Answer these from the DVT passage:
(a) According to the surgeon general's summary, where does the answer to why DVT and PE remain serious problems primarily lie?
(b) What two major risk factors for DVT are named?
(c) According to the Dexur analysis, how many more days does a patient with DVT spend in the hospital than one without it?

(SUPPLIED TEXT begins)

Nearly a decade ago, the surgeon general published a call to action to improve prevention and treatment of deep vein thrombosis (DVT) a condition in which a blood clot forms in a patient’s legs and has the potential to break loose, travel toward the lungs, and lead to a life-threatening pulmonary embolism (PE.) “Why do DVT and PE remain such serious problems, particularly given the availability of effective strategies for preventing and minimizing them? The answer lies primarily in the failure to consistently use evidence-based interventions in those high-risk individuals who need them.” The summary stated.

In 2017, DVT remains  a massive problem in healthcare – one that, by some estimates costs the country tens of billions of dollars and more importantly, tens of thousands of lives. The majority of patients who experience DVT suffer from it after a surgery. Two of the major risk factors for DVT are undergoing surgery and having previously experienced DVT. A recent analysis from Dexur showed that throughout the nation, a patient who suffers from DVT spends two and a half more days in the hospital than one who didn’t, and is readmitted to the hospital 2.18 percent more often. The data however, varied widely from hospital to hospital, potentially reflecting varied approaches to balancing effective prevention and treatment while minimizing cost.

(SUPPLIED TEXT ends)
(EXTRACTED ENTRIES begins)

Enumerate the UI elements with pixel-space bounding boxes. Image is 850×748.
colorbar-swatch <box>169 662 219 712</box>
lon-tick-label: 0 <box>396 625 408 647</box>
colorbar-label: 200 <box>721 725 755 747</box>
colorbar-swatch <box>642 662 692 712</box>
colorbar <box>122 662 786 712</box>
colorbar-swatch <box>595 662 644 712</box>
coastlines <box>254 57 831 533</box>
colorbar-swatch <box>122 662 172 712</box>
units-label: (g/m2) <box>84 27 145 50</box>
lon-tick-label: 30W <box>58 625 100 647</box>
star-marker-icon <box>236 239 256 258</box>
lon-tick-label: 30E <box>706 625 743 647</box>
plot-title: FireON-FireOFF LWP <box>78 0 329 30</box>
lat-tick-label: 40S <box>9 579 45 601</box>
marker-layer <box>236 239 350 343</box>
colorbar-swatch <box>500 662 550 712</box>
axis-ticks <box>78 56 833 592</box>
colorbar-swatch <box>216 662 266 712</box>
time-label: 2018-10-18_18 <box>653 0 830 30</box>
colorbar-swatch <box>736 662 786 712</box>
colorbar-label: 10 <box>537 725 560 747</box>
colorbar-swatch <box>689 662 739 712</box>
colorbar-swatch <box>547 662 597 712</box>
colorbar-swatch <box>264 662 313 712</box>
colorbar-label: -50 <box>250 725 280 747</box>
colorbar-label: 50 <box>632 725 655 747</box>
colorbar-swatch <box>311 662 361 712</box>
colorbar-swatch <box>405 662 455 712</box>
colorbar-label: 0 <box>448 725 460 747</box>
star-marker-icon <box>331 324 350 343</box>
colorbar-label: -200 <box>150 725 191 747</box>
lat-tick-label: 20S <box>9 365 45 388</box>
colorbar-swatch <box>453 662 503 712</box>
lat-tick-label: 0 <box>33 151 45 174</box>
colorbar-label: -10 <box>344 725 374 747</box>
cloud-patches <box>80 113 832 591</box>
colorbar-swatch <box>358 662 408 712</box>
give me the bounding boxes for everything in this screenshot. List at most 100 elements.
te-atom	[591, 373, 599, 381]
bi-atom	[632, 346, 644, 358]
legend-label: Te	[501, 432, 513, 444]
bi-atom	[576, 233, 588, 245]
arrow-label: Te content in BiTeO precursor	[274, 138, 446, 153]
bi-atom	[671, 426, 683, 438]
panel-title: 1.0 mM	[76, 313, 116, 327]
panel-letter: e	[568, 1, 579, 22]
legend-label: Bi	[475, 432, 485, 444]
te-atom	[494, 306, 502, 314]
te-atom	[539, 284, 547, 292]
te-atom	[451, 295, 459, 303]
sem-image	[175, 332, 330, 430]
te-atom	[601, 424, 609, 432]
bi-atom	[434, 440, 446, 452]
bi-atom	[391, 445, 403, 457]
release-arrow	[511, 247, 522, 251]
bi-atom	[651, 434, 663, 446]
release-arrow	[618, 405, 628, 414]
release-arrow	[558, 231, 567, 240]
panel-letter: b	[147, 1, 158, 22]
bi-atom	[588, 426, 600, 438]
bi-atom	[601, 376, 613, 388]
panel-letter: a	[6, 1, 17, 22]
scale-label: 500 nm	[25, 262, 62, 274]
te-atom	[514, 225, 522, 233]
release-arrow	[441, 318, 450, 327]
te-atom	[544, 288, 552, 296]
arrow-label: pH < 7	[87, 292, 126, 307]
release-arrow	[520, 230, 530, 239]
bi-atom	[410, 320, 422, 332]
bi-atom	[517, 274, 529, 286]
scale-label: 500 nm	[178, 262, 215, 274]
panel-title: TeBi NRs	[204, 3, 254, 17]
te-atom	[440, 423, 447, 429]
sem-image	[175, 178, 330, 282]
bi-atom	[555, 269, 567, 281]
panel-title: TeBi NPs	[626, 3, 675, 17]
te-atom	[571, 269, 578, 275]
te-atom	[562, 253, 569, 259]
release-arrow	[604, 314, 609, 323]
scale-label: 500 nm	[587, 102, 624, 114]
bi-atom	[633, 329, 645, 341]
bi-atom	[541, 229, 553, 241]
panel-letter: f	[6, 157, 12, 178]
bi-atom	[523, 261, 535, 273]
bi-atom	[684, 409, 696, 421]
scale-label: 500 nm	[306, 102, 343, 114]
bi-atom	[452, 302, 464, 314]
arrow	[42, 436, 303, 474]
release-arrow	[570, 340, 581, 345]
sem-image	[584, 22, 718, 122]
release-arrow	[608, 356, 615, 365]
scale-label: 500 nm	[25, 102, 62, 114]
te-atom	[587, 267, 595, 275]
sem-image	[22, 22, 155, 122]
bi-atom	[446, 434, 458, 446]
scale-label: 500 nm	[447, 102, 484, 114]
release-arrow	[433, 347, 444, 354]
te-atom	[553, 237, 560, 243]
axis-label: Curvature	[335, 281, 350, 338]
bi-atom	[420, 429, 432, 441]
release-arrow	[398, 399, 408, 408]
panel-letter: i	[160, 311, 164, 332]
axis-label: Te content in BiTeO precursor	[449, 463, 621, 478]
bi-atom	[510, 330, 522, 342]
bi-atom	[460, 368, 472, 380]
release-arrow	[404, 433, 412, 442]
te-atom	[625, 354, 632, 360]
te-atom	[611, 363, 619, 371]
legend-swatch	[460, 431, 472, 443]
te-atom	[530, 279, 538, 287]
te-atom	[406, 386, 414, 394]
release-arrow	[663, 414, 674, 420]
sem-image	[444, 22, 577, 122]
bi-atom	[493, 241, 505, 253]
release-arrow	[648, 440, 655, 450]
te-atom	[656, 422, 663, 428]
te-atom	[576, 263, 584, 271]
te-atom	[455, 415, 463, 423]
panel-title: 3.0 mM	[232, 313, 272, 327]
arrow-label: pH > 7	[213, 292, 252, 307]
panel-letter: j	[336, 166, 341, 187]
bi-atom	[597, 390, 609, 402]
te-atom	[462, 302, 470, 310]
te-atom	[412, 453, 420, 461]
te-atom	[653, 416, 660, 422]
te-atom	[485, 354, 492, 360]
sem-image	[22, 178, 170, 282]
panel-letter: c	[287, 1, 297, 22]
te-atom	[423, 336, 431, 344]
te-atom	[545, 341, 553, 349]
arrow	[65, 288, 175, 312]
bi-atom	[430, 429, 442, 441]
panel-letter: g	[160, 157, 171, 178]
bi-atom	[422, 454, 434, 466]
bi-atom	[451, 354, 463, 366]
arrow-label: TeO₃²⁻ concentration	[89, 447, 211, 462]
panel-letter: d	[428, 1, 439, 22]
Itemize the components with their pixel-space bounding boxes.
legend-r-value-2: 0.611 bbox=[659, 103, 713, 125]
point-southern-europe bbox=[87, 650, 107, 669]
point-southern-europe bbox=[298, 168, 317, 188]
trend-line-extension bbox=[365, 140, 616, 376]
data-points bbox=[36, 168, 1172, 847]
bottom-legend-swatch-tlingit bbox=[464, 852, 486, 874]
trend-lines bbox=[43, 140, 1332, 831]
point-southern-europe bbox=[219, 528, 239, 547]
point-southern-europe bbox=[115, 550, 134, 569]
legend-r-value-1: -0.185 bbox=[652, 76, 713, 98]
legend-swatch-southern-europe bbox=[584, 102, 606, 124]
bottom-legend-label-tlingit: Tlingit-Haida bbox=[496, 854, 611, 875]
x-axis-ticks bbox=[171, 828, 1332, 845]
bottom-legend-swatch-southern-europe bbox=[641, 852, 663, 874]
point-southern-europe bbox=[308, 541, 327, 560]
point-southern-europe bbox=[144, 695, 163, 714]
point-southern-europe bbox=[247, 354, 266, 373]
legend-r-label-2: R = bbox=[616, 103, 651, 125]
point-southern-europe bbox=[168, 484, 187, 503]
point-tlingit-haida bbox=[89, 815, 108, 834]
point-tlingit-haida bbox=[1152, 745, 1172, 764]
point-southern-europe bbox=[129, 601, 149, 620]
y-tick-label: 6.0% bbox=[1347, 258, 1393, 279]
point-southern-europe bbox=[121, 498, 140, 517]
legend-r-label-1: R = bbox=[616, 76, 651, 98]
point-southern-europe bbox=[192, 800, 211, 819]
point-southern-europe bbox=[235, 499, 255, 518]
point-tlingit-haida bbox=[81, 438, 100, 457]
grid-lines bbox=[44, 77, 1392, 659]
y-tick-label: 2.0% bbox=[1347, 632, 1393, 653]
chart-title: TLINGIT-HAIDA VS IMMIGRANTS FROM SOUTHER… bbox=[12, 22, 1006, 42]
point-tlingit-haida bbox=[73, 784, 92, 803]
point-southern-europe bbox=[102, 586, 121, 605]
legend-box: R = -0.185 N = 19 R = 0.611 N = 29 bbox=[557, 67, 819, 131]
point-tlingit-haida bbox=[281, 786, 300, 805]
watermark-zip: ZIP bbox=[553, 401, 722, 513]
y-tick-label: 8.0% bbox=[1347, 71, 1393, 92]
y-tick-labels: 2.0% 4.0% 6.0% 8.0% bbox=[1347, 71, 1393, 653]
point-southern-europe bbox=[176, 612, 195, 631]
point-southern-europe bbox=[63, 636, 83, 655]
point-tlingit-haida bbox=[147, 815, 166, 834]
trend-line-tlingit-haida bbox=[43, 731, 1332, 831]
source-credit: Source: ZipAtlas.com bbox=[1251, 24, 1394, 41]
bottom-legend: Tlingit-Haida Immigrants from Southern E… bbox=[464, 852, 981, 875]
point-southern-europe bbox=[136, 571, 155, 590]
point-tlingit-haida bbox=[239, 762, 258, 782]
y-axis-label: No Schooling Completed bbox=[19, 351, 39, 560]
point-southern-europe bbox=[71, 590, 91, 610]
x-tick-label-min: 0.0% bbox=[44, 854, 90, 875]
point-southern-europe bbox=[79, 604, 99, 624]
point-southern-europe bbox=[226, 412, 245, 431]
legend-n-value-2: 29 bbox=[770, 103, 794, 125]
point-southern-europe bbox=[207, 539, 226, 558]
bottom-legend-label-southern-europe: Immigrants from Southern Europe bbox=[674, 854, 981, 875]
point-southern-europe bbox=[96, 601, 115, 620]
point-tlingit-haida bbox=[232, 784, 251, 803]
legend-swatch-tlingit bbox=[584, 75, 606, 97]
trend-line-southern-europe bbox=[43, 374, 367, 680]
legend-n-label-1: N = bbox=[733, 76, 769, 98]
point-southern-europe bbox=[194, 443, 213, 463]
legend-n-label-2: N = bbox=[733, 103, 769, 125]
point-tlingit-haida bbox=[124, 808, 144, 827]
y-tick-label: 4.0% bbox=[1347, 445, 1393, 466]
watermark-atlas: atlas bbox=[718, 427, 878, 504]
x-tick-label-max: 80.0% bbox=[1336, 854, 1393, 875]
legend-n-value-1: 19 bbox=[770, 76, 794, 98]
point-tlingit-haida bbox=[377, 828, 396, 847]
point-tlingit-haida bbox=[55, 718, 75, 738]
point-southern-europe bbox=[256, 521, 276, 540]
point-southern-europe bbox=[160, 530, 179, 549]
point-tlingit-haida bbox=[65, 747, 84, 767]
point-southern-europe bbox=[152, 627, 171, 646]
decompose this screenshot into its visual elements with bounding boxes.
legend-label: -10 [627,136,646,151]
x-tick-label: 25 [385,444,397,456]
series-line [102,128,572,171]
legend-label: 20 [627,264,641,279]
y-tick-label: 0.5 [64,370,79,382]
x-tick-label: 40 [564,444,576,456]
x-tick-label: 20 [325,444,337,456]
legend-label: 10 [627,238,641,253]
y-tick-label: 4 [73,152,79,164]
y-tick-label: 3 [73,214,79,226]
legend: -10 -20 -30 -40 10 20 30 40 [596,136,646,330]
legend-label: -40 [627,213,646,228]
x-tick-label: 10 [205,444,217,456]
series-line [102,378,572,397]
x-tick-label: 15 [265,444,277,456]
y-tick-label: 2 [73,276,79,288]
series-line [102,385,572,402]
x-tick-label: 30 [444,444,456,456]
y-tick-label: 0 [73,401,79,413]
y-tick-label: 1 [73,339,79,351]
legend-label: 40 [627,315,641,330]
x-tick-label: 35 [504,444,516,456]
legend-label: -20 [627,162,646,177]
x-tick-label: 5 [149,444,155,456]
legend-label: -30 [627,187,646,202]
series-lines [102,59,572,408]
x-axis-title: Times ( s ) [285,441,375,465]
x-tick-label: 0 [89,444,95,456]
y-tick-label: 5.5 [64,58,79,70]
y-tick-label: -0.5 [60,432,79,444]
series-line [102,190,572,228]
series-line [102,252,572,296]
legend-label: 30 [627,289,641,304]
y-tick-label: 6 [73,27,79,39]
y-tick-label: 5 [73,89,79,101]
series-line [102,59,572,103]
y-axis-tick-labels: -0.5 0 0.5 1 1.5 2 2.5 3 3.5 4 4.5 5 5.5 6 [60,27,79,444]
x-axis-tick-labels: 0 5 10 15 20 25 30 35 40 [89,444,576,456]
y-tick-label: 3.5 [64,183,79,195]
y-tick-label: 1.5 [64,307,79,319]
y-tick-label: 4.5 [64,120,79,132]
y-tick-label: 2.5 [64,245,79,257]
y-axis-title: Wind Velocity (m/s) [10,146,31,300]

(EXTRACTED ENTRIES ends)

** RESULT FOR THIS TASK **
(a) In the failure to consistently use evidence-based interventions in the high-risk individuals who need them.
(b) Undergoing surgery and having previously experienced DVT.
(c) Two and a half more days.